[Stored records]
-=-=-
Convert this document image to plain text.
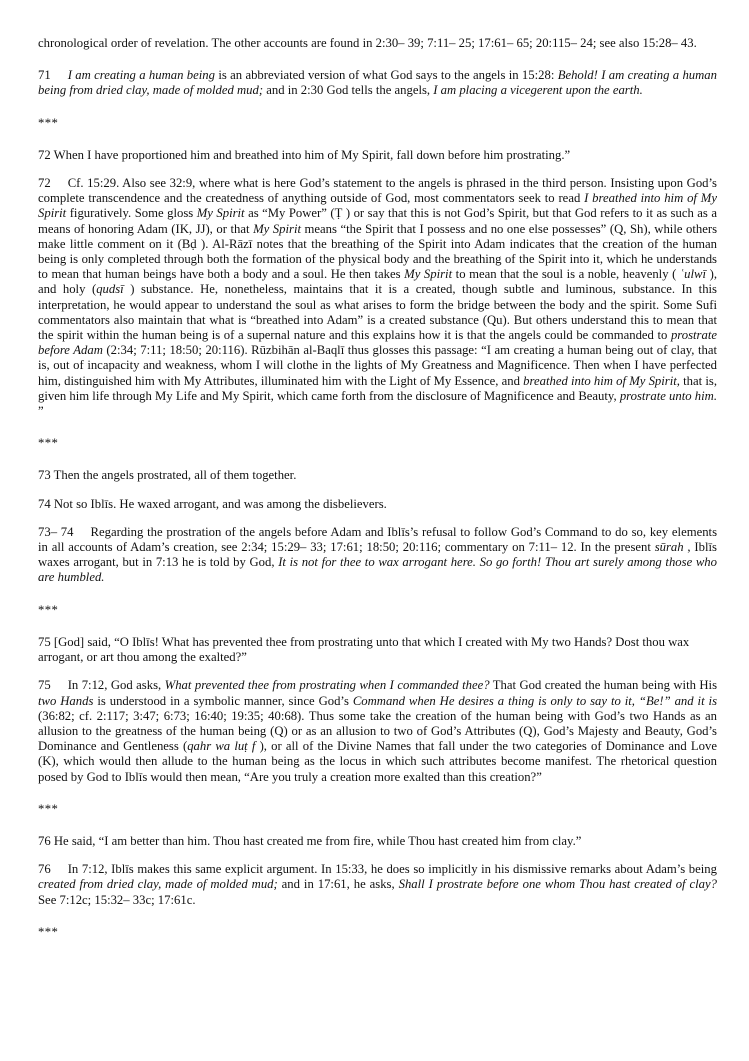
chronological order of revelation. The other accounts are found in 2:30– 39; 7:11– 25; 17:61– 65; 20:115– 24; see also 15:28– 43.

71 I am creating a human being is an abbreviated version of what God says to the angels in 15:28: Behold! I am creating a human being from dried clay, made of molded mud; and in 2:30 God tells the angels, I am placing a vicegerent upon the earth.

***

72 When I have proportioned him and breathed into him of My Spirit, fall down before him prostrating.”

72 Cf. 15:29. Also see 32:9, where what is here God’s statement to the angels is phrased in the third person. Insisting upon God’s complete transcendence and the createdness of anything outside of God, most commentators seek to read I breathed into him of My Spirit figuratively. Some gloss My Spirit as “My Power” (Ṭ ) or say that this is not God’s Spirit, but that God refers to it as such as a means of honoring Adam (IK, JJ), or that My Spirit means “the Spirit that I possess and no one else possesses” (Q, Sh), while others make little comment on it (Bḍ ). Al-Rāzī notes that the breathing of the Spirit into Adam indicates that the creation of the human being is only completed through both the formation of the physical body and the breathing of the Spirit into it, which he understands to mean that human beings have both a body and a soul. He then takes My Spirit to mean that the soul is a noble, heavenly ( ʿulwī ), and holy (qudsī ) substance. He, nonetheless, maintains that it is a created, though subtle and luminous, substance. In this interpretation, he would appear to understand the soul as what arises to form the bridge between the body and the spirit. Some Sufi commentators also maintain that what is “breathed into Adam” is a created substance (Qu). But others understand this to mean that the spirit within the human being is of a supernal nature and this explains how it is that the angels could be commanded to prostrate before Adam (2:34; 7:11; 18:50; 20:116). Rūzbihān al-Baqlī thus glosses this passage: “I am creating a human being out of clay, that is, out of incapacity and weakness, whom I will clothe in the lights of My Greatness and Magnificence. Then when I have perfected him, distinguished him with My Attributes, illuminated him with the Light of My Essence, and breathed into him of My Spirit, that is, given him life through My Life and My Spirit, which came forth from the disclosure of Magnificence and Beauty, prostrate unto him. ”

***

73 Then the angels prostrated, all of them together.

74 Not so Iblīs. He waxed arrogant, and was among the disbelievers.

73– 74 Regarding the prostration of the angels before Adam and Iblīs’s refusal to follow God’s Command to do so, key elements in all accounts of Adam’s creation, see 2:34; 15:29– 33; 17:61; 18:50; 20:116; commentary on 7:11– 12. In the present sūrah , Iblīs waxes arrogant, but in 7:13 he is told by God, It is not for thee to wax arrogant here. So go forth! Thou art surely among those who are humbled.

***

75 [God] said, “O Iblīs! What has prevented thee from prostrating unto that which I created with My two Hands? Dost thou wax arrogant, or art thou among the exalted?”

75 In 7:12, God asks, What prevented thee from prostrating when I commanded thee? That God created the human being with His two Hands is understood in a symbolic manner, since God’s Command when He desires a thing is only to say to it, “Be!” and it is (36:82; cf. 2:117; 3:47; 6:73; 16:40; 19:35; 40:68). Thus some take the creation of the human being with God’s two Hands as an allusion to the greatness of the human being (Q) or as an allusion to two of God’s Attributes (Q), God’s Majesty and Beauty, God’s Dominance and Gentleness (qahr wa luṭ f ), or all of the Divine Names that fall under the two categories of Dominance and Love (K), which would then allude to the human being as the locus in which such attributes become manifest. The rhetorical question posed by God to Iblīs would then mean, “Are you truly a creation more exalted than this creation?”

***

76 He said, “I am better than him. Thou hast created me from fire, while Thou hast created him from clay.”

76 In 7:12, Iblīs makes this same explicit argument. In 15:33, he does so implicitly in his dismissive remarks about Adam’s being created from dried clay, made of molded mud; and in 17:61, he asks, Shall I prostrate before one whom Thou hast created of clay? See 7:12c; 15:32– 33c; 17:61c.

***
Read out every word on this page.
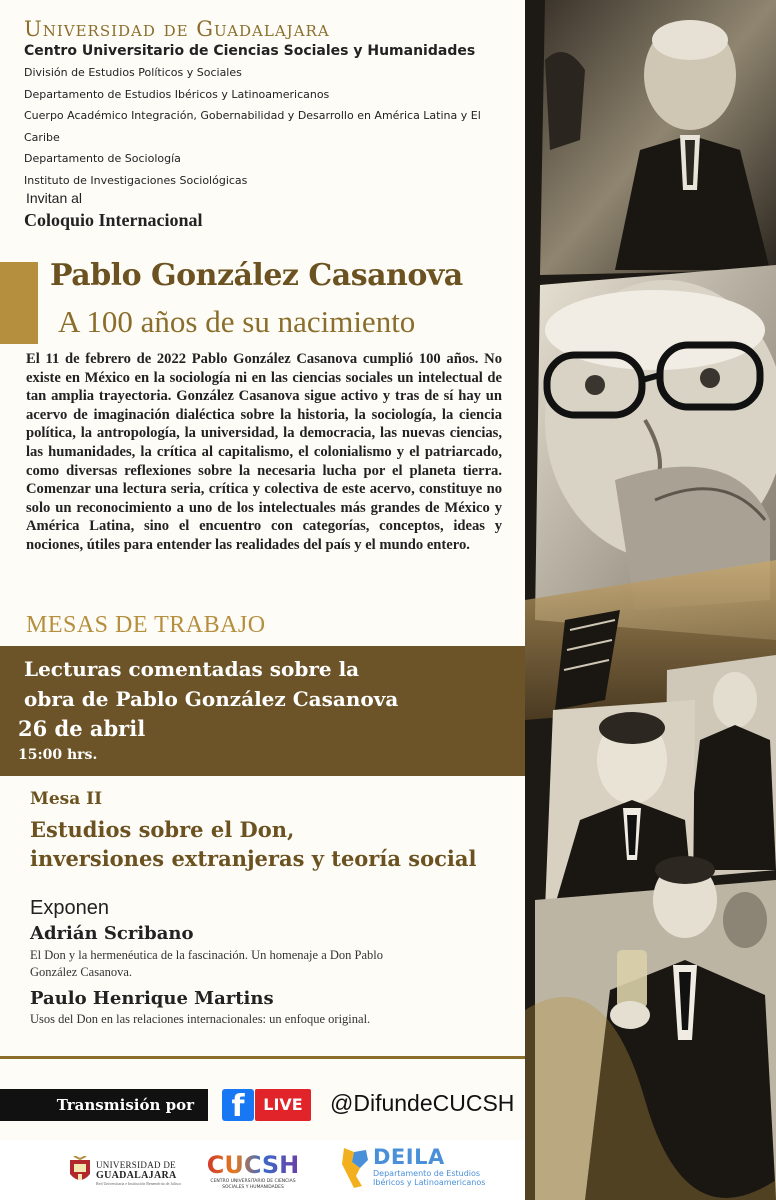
Universidad de Guadalajara
Centro Universitario de Ciencias Sociales y Humanidades
División de Estudios Políticos y Sociales
Departamento de Estudios Ibéricos y Latinoamericanos
Cuerpo Académico Integración, Gobernabilidad y Desarrollo en América Latina y El Caribe
Departamento de Sociología
Instituto de Investigaciones Sociológicas
Invitan al
Coloquio Internacional
Pablo González Casanova
A 100 años de su nacimiento
El 11 de febrero de 2022 Pablo González Casanova cumplió 100 años. No existe en México en la sociología ni en las ciencias sociales un intelectual de tan amplia trayectoria. González Casanova sigue activo y tras de sí hay un acervo de imaginación dialéctica sobre la historia, la sociología, la ciencia política, la antropología, la universidad, la democracia, las nuevas ciencias, las humanidades, la crítica al capitalismo, el colonialismo y el patriarcado, como diversas reflexiones sobre la necesaria lucha por el planeta tierra. Comenzar una lectura seria, crítica y colectiva de este acervo, constituye no solo un reconocimiento a uno de los intelectuales más grandes de México y América Latina, sino el encuentro con categorías, conceptos, ideas y nociones, útiles para entender las realidades del país y el mundo entero.
MESAS DE TRABAJO
Lecturas comentadas sobre la
obra de Pablo González Casanova
26 de abril
15:00 hrs.
Mesa II
Estudios sobre el Don,
inversiones extranjeras y teoría social
Exponen
Adrián Scribano
El Don y la hermenéutica de la fascinación. Un homenaje a Don Pablo González Casanova.
Paulo Henrique Martins
Usos del Don en las relaciones internacionales: un enfoque original.
Transmisión por	f	LIVE	@DifundeCUCSH
UNIVERSIDAD DE
GUADALAJARA
Red Universitaria e Institución Benemérita de Jalisco
CUCSH
CENTRO UNIVERSITARIO DE CIENCIAS SOCIALES Y HUMANIDADES
DEILA
Departamento de Estudios
Ibéricos y Latinoamericanos
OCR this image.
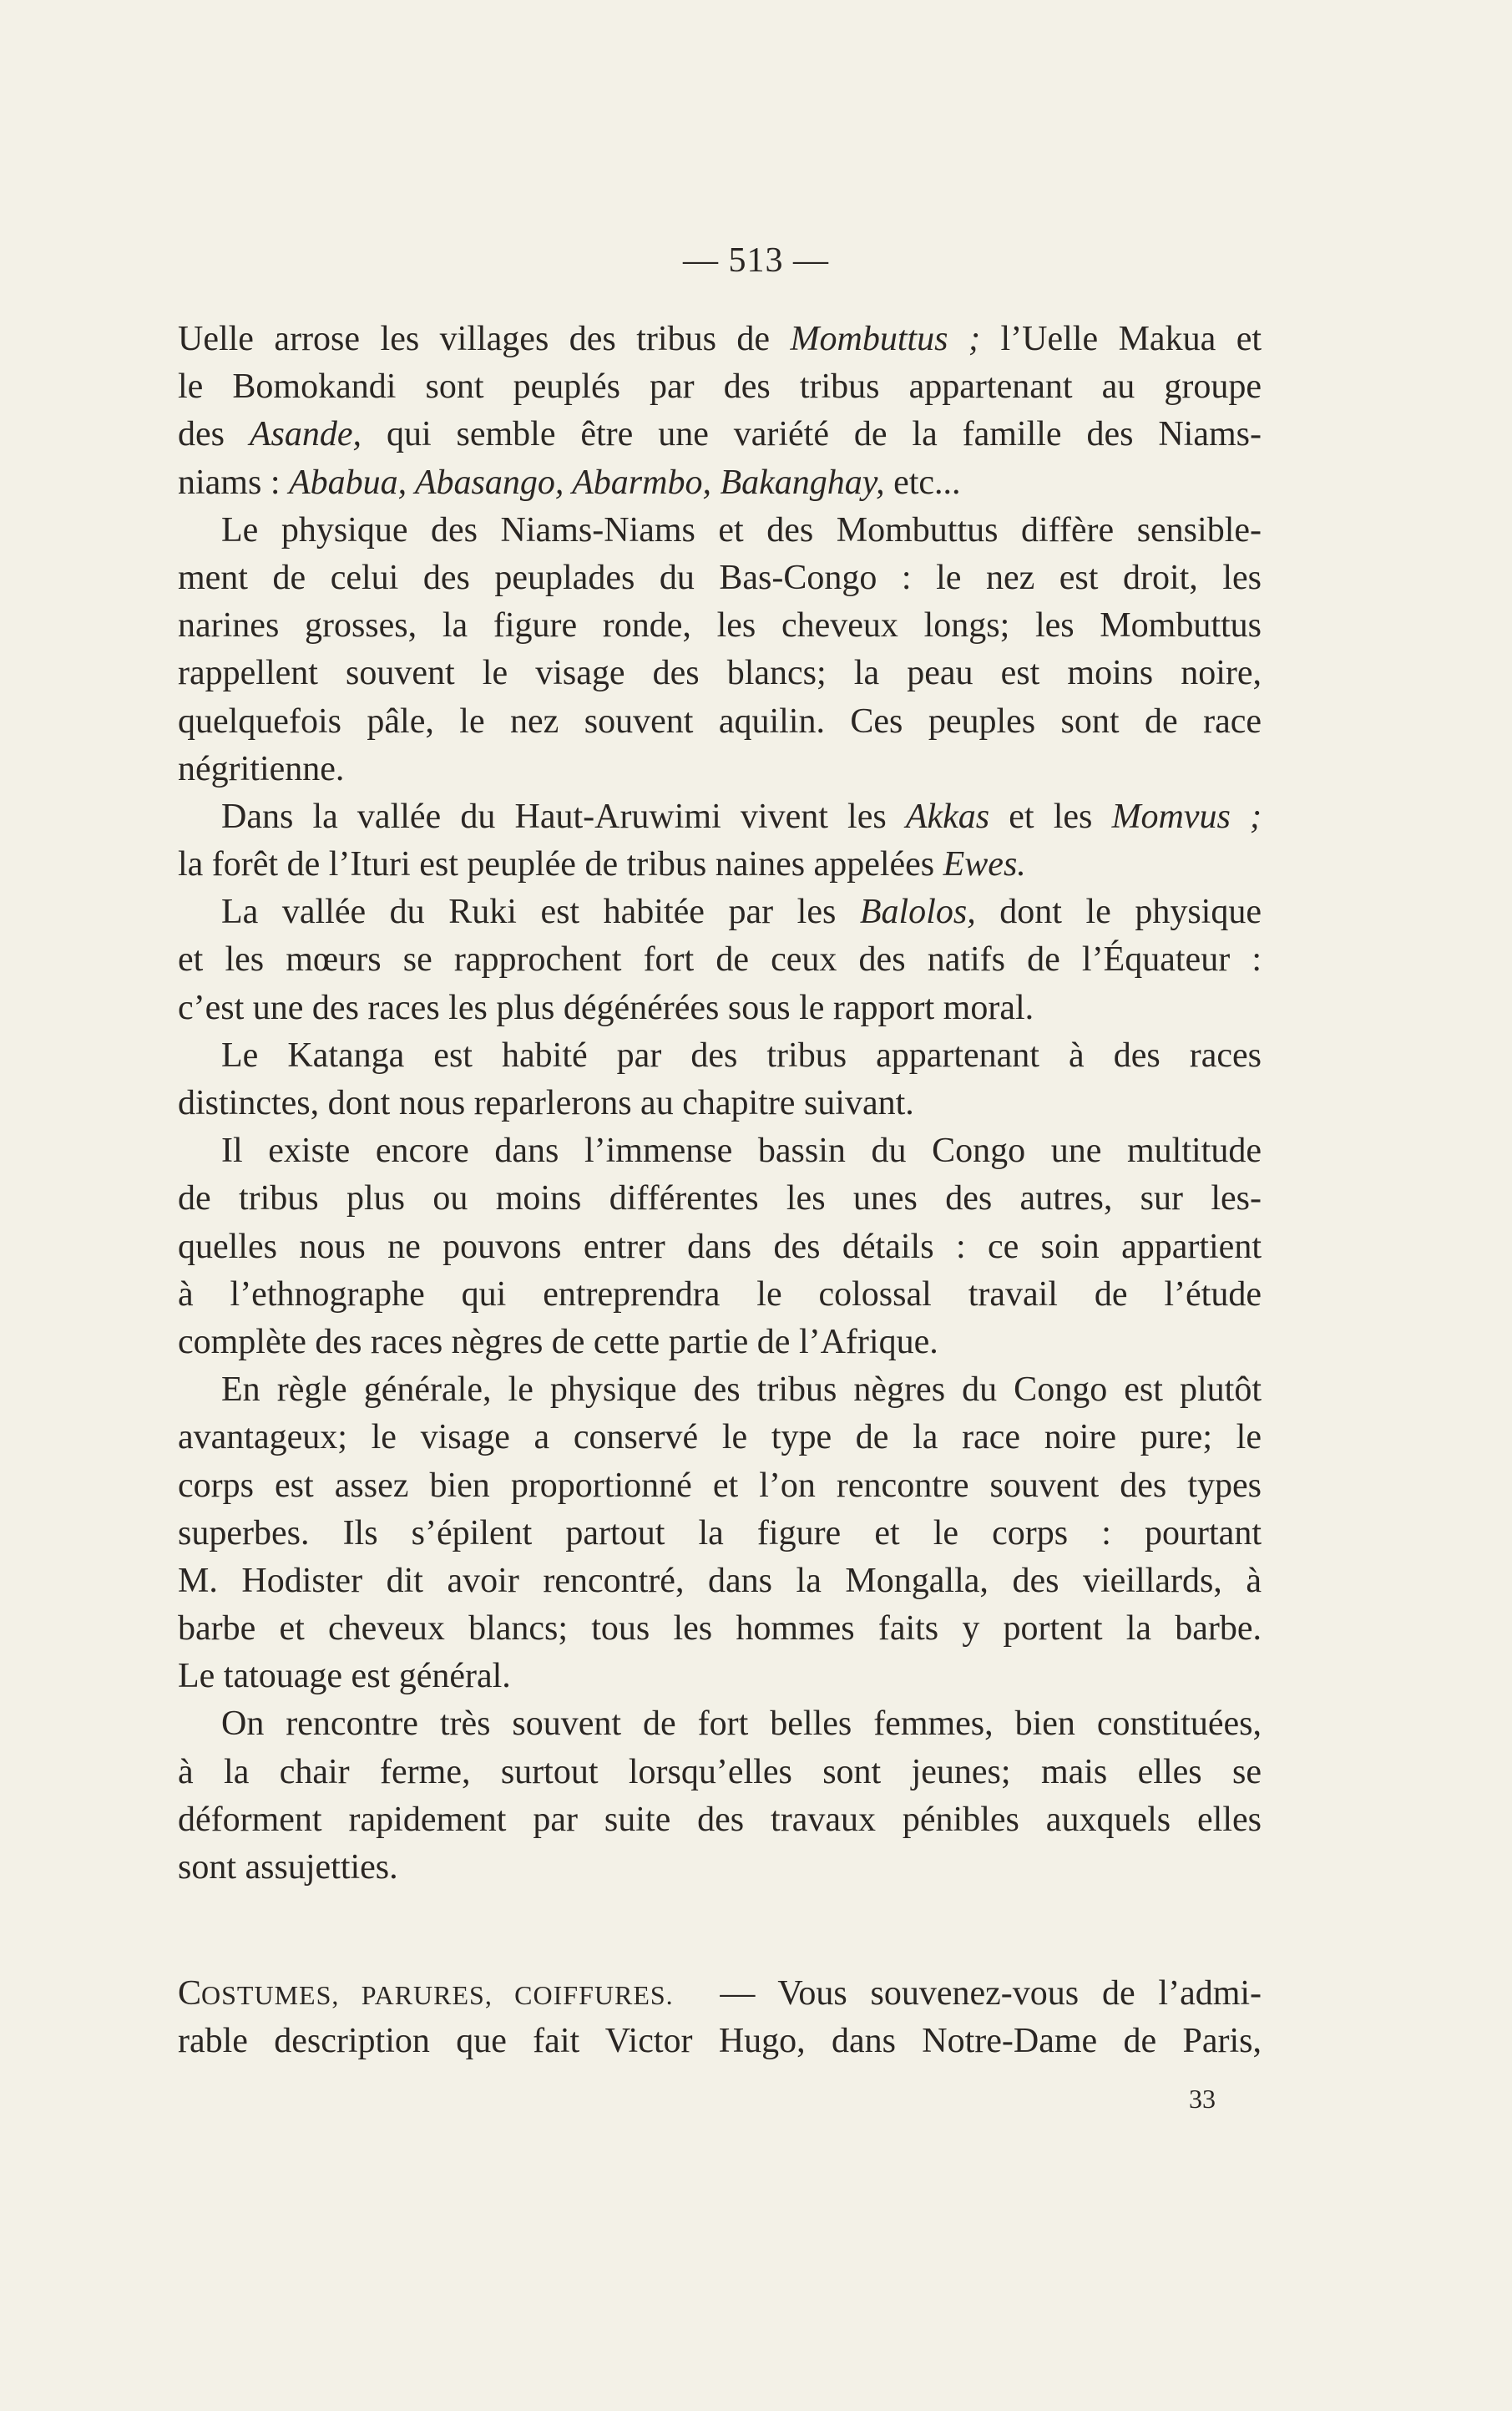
— 513 —
Uelle arrose les villages des tribus de Mombuttus ; l’Uelle Makua et
le Bomokandi sont peuplés par des tribus appartenant au groupe
des Asande, qui semble être une variété de la famille des Niams-
niams : Ababua, Abasango, Abarmbo, Bakanghay, etc...
Le physique des Niams-Niams et des Mombuttus diffère sensible-
ment de celui des peuplades du Bas-Congo : le nez est droit, les
narines grosses, la figure ronde, les cheveux longs; les Mombuttus
rappellent souvent le visage des blancs; la peau est moins noire,
quelquefois pâle, le nez souvent aquilin. Ces peuples sont de race
négritienne.
Dans la vallée du Haut-Aruwimi vivent les Akkas et les Momvus ;
la forêt de l’Ituri est peuplée de tribus naines appelées Ewes.
La vallée du Ruki est habitée par les Balolos, dont le physique
et les mœurs se rapprochent fort de ceux des natifs de l’Équateur :
c’est une des races les plus dégénérées sous le rapport moral.
Le Katanga est habité par des tribus appartenant à des races
distinctes, dont nous reparlerons au chapitre suivant.
Il existe encore dans l’immense bassin du Congo une multitude
de tribus plus ou moins différentes les unes des autres, sur les-
quelles nous ne pouvons entrer dans des détails : ce soin appartient
à l’ethnographe qui entreprendra le colossal travail de l’étude
complète des races nègres de cette partie de l’Afrique.
En règle générale, le physique des tribus nègres du Congo est plutôt
avantageux; le visage a conservé le type de la race noire pure; le
corps est assez bien proportionné et l’on rencontre souvent des types
superbes. Ils s’épilent partout la figure et le corps : pourtant
M. Hodister dit avoir rencontré, dans la Mongalla, des vieillards, à
barbe et cheveux blancs; tous les hommes faits y portent la barbe.
Le tatouage est général.
On rencontre très souvent de fort belles femmes, bien constituées,
à la chair ferme, surtout lorsqu’elles sont jeunes; mais elles se
déforment rapidement par suite des travaux pénibles auxquels elles
sont assujetties.
COSTUMES, PARURES, COIFFURES.  — Vous souvenez-vous de l’admi-
rable description que fait Victor Hugo, dans Notre-Dame de Paris,
33
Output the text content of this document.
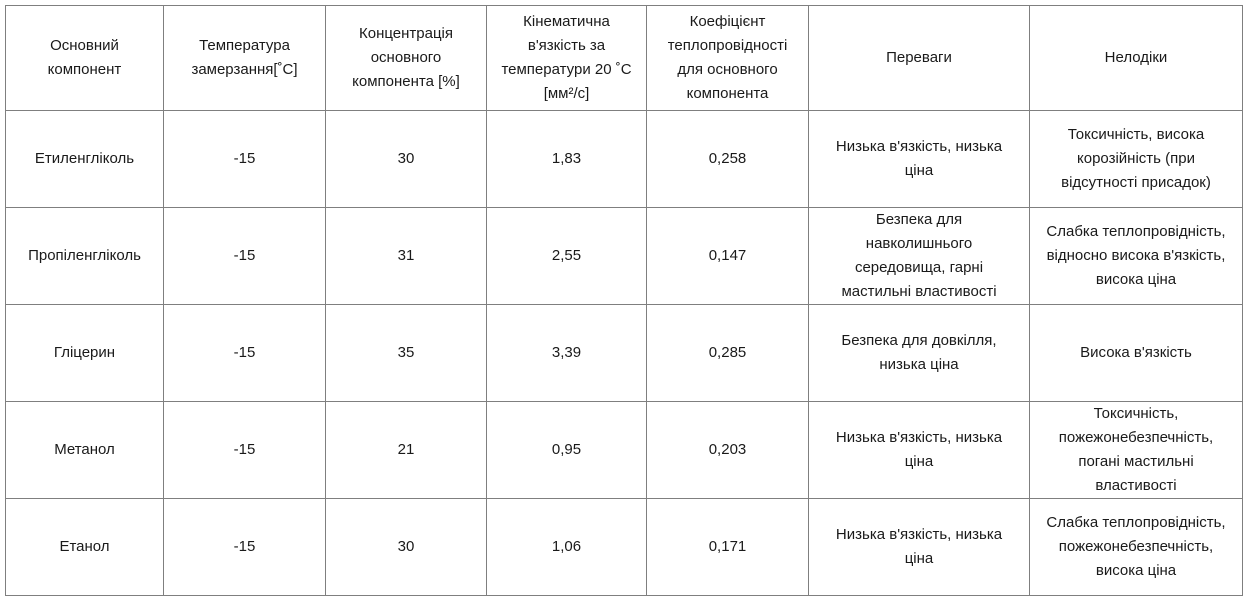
Основний
компонент	Температура
замерзання[˚C]	Концентрація
основного
компонента [%]	Кінематична
в'язкість за
температури 20 ˚C
[мм²/с]	Коефіцієнт
теплопровідності
для основного
компонента	Переваги	Нелодіки

Етиленгліколь	-15	30	1,83	0,258	Низька в'язкість, низька
ціна	Токсичність, висока
корозійність (при
відсутності присадок)

Пропіленгліколь	-15	31	2,55	0,147	Безпека для
навколишнього
середовища, гарні
мастильні властивості	Слабка теплопровідність,
відносно висока в'язкість,
висока ціна

Гліцерин	-15	35	3,39	0,285	Безпека для довкілля,
низька ціна	Висока в'язкість

Метанол	-15	21	0,95	0,203	Низька в'язкість, низька
ціна	Токсичність,
пожежонебезпечність,
погані мастильні
властивості

Етанол	-15	30	1,06	0,171	Низька в'язкість, низька
ціна	Слабка теплопровідність,
пожежонебезпечність,
висока ціна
-=-=-
What the task asks: Print exactly the lines from the line with "Output the text content of this document." through the end of the data, both ends included, and print no pictures.

Output for this task:
Output the text content of this document.
Основний
компонент	Температура
замерзання[˚C]	Концентрація
основного
компонента [%]	Кінематична
в'язкість за
температури 20 ˚C
[мм²/с]	Коефіцієнт
теплопровідності
для основного
компонента	Переваги	Нелодіки

Етиленгліколь	-15	30	1,83	0,258	Низька в'язкість, низька
ціна	Токсичність, висока
корозійність (при
відсутності присадок)

Пропіленгліколь	-15	31	2,55	0,147	Безпека для
навколишнього
середовища, гарні
мастильні властивості	Слабка теплопровідність,
відносно висока в'язкість,
висока ціна

Гліцерин	-15	35	3,39	0,285	Безпека для довкілля,
низька ціна	Висока в'язкість

Метанол	-15	21	0,95	0,203	Низька в'язкість, низька
ціна	Токсичність,
пожежонебезпечність,
погані мастильні
властивості

Етанол	-15	30	1,06	0,171	Низька в'язкість, низька
ціна	Слабка теплопровідність,
пожежонебезпечність,
висока ціна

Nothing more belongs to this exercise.